WHAT IS EXPECTED - Reproduce the material word for word; the images stay out.

>> BEGIN INPUT

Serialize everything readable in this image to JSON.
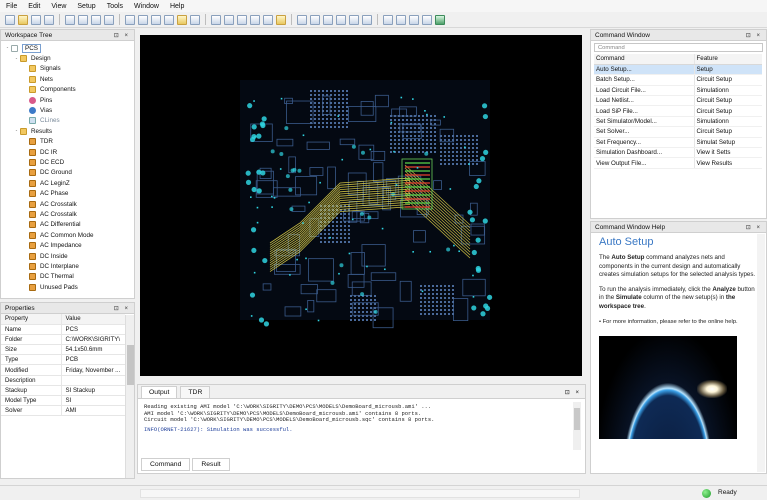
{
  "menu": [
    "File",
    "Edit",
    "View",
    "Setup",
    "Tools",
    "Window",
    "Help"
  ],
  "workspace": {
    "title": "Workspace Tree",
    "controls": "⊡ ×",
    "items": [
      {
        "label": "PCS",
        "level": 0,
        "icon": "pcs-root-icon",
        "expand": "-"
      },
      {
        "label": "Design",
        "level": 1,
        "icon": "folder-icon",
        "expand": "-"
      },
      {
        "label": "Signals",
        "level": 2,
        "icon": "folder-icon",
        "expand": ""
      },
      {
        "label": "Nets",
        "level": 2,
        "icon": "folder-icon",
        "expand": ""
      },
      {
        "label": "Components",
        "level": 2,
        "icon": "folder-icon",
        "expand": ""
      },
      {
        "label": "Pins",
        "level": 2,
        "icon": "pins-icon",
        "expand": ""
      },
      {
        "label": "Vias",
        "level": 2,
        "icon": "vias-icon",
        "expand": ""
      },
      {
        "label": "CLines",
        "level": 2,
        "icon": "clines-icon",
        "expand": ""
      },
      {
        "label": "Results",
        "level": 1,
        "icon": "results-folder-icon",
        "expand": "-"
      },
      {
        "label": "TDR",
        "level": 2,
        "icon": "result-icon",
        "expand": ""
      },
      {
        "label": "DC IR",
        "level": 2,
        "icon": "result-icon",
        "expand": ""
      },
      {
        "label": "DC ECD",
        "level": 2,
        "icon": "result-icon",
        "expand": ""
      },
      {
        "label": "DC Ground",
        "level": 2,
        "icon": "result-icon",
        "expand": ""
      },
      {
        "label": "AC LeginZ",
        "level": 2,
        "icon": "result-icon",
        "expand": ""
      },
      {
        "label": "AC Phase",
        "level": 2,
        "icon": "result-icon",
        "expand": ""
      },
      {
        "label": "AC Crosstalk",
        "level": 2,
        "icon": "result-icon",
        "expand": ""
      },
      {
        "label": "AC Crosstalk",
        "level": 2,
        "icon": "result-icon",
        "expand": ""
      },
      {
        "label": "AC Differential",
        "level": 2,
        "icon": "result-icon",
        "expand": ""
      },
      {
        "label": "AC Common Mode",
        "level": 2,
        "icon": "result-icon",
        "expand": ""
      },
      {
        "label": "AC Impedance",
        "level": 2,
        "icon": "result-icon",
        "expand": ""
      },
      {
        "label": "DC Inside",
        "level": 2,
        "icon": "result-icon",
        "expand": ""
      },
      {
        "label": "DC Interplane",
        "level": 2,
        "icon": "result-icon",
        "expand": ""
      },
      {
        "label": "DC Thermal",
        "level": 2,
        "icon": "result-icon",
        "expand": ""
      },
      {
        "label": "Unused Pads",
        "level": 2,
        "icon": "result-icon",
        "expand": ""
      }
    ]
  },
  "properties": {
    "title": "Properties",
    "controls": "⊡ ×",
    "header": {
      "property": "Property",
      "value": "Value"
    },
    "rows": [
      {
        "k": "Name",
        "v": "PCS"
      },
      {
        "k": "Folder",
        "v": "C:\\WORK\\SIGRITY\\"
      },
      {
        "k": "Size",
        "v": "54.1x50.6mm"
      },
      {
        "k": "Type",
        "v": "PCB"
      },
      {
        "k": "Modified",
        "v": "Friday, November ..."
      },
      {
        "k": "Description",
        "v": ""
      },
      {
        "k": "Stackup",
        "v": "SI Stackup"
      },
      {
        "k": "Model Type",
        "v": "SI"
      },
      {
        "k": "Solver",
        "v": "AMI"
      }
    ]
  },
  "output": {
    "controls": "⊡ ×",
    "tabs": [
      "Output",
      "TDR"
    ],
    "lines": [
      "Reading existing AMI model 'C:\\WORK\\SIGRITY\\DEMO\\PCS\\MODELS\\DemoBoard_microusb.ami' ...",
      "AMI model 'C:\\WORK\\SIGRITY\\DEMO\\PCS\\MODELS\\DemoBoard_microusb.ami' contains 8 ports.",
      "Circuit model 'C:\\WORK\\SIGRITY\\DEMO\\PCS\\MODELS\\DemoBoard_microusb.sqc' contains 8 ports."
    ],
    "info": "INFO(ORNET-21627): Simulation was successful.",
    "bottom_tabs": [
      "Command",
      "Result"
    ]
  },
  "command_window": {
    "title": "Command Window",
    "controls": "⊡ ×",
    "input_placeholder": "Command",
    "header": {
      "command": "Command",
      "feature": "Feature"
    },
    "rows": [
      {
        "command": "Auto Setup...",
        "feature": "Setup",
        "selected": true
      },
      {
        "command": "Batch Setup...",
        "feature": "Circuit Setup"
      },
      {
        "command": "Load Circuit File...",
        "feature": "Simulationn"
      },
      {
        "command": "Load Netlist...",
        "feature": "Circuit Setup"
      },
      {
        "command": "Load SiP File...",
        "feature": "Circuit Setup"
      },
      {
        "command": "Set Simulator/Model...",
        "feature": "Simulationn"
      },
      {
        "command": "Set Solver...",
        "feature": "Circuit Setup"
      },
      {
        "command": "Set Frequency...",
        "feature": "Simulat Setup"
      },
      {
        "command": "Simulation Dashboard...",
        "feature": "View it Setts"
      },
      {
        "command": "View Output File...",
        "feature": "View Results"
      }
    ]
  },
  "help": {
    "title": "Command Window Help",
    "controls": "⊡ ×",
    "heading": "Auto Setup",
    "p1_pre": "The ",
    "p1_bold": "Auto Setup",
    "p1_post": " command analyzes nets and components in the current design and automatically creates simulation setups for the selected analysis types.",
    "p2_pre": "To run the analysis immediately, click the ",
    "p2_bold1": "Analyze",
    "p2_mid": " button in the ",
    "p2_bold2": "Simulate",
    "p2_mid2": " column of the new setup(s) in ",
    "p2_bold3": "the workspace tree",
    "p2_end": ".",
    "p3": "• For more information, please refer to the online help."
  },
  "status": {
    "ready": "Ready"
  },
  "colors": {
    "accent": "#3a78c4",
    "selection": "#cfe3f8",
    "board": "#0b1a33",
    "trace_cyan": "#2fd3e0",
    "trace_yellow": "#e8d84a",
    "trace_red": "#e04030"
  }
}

>> END INPUT

SOLUTION TO THIS PROBLEM -
Serialize everything readable in this image to JSON.
{
  "menu": [
    "File",
    "Edit",
    "View",
    "Setup",
    "Tools",
    "Window",
    "Help"
  ],
  "workspace": {
    "title": "Workspace Tree",
    "controls": "⊡ ×",
    "items": [
      {
        "label": "PCS",
        "level": 0,
        "icon": "pcs-root-icon",
        "expand": "-"
      },
      {
        "label": "Design",
        "level": 1,
        "icon": "folder-icon",
        "expand": "-"
      },
      {
        "label": "Signals",
        "level": 2,
        "icon": "folder-icon",
        "expand": ""
      },
      {
        "label": "Nets",
        "level": 2,
        "icon": "folder-icon",
        "expand": ""
      },
      {
        "label": "Components",
        "level": 2,
        "icon": "folder-icon",
        "expand": ""
      },
      {
        "label": "Pins",
        "level": 2,
        "icon": "pins-icon",
        "expand": ""
      },
      {
        "label": "Vias",
        "level": 2,
        "icon": "vias-icon",
        "expand": ""
      },
      {
        "label": "CLines",
        "level": 2,
        "icon": "clines-icon",
        "expand": ""
      },
      {
        "label": "Results",
        "level": 1,
        "icon": "results-folder-icon",
        "expand": "-"
      },
      {
        "label": "TDR",
        "level": 2,
        "icon": "result-icon",
        "expand": ""
      },
      {
        "label": "DC IR",
        "level": 2,
        "icon": "result-icon",
        "expand": ""
      },
      {
        "label": "DC ECD",
        "level": 2,
        "icon": "result-icon",
        "expand": ""
      },
      {
        "label": "DC Ground",
        "level": 2,
        "icon": "result-icon",
        "expand": ""
      },
      {
        "label": "AC LeginZ",
        "level": 2,
        "icon": "result-icon",
        "expand": ""
      },
      {
        "label": "AC Phase",
        "level": 2,
        "icon": "result-icon",
        "expand": ""
      },
      {
        "label": "AC Crosstalk",
        "level": 2,
        "icon": "result-icon",
        "expand": ""
      },
      {
        "label": "AC Crosstalk",
        "level": 2,
        "icon": "result-icon",
        "expand": ""
      },
      {
        "label": "AC Differential",
        "level": 2,
        "icon": "result-icon",
        "expand": ""
      },
      {
        "label": "AC Common Mode",
        "level": 2,
        "icon": "result-icon",
        "expand": ""
      },
      {
        "label": "AC Impedance",
        "level": 2,
        "icon": "result-icon",
        "expand": ""
      },
      {
        "label": "DC Inside",
        "level": 2,
        "icon": "result-icon",
        "expand": ""
      },
      {
        "label": "DC Interplane",
        "level": 2,
        "icon": "result-icon",
        "expand": ""
      },
      {
        "label": "DC Thermal",
        "level": 2,
        "icon": "result-icon",
        "expand": ""
      },
      {
        "label": "Unused Pads",
        "level": 2,
        "icon": "result-icon",
        "expand": ""
      }
    ]
  },
  "properties": {
    "title": "Properties",
    "controls": "⊡ ×",
    "header": {
      "property": "Property",
      "value": "Value"
    },
    "rows": [
      {
        "k": "Name",
        "v": "PCS"
      },
      {
        "k": "Folder",
        "v": "C:\\WORK\\SIGRITY\\"
      },
      {
        "k": "Size",
        "v": "54.1x50.6mm"
      },
      {
        "k": "Type",
        "v": "PCB"
      },
      {
        "k": "Modified",
        "v": "Friday, November ..."
      },
      {
        "k": "Description",
        "v": ""
      },
      {
        "k": "Stackup",
        "v": "SI Stackup"
      },
      {
        "k": "Model Type",
        "v": "SI"
      },
      {
        "k": "Solver",
        "v": "AMI"
      }
    ]
  },
  "output": {
    "controls": "⊡ ×",
    "tabs": [
      "Output",
      "TDR"
    ],
    "lines": [
      "Reading existing AMI model 'C:\\WORK\\SIGRITY\\DEMO\\PCS\\MODELS\\DemoBoard_microusb.ami' ...",
      "AMI model 'C:\\WORK\\SIGRITY\\DEMO\\PCS\\MODELS\\DemoBoard_microusb.ami' contains 8 ports.",
      "Circuit model 'C:\\WORK\\SIGRITY\\DEMO\\PCS\\MODELS\\DemoBoard_microusb.sqc' contains 8 ports."
    ],
    "info": "INFO(ORNET-21627): Simulation was successful.",
    "bottom_tabs": [
      "Command",
      "Result"
    ]
  },
  "command_window": {
    "title": "Command Window",
    "controls": "⊡ ×",
    "input_placeholder": "Command",
    "header": {
      "command": "Command",
      "feature": "Feature"
    },
    "rows": [
      {
        "command": "Auto Setup...",
        "feature": "Setup",
        "selected": true
      },
      {
        "command": "Batch Setup...",
        "feature": "Circuit Setup"
      },
      {
        "command": "Load Circuit File...",
        "feature": "Simulationn"
      },
      {
        "command": "Load Netlist...",
        "feature": "Circuit Setup"
      },
      {
        "command": "Load SiP File...",
        "feature": "Circuit Setup"
      },
      {
        "command": "Set Simulator/Model...",
        "feature": "Simulationn"
      },
      {
        "command": "Set Solver...",
        "feature": "Circuit Setup"
      },
      {
        "command": "Set Frequency...",
        "feature": "Simulat Setup"
      },
      {
        "command": "Simulation Dashboard...",
        "feature": "View it Setts"
      },
      {
        "command": "View Output File...",
        "feature": "View Results"
      }
    ]
  },
  "help": {
    "title": "Command Window Help",
    "controls": "⊡ ×",
    "heading": "Auto Setup",
    "p1_pre": "The ",
    "p1_bold": "Auto Setup",
    "p1_post": " command analyzes nets and components in the current design and automatically creates simulation setups for the selected analysis types.",
    "p2_pre": "To run the analysis immediately, click the ",
    "p2_bold1": "Analyze",
    "p2_mid": " button in the ",
    "p2_bold2": "Simulate",
    "p2_mid2": " column of the new setup(s) in ",
    "p2_bold3": "the workspace tree",
    "p2_end": ".",
    "p3": "• For more information, please refer to the online help."
  },
  "status": {
    "ready": "Ready"
  },
  "colors": {
    "accent": "#3a78c4",
    "selection": "#cfe3f8",
    "board": "#0b1a33",
    "trace_cyan": "#2fd3e0",
    "trace_yellow": "#e8d84a",
    "trace_red": "#e04030"
  }
}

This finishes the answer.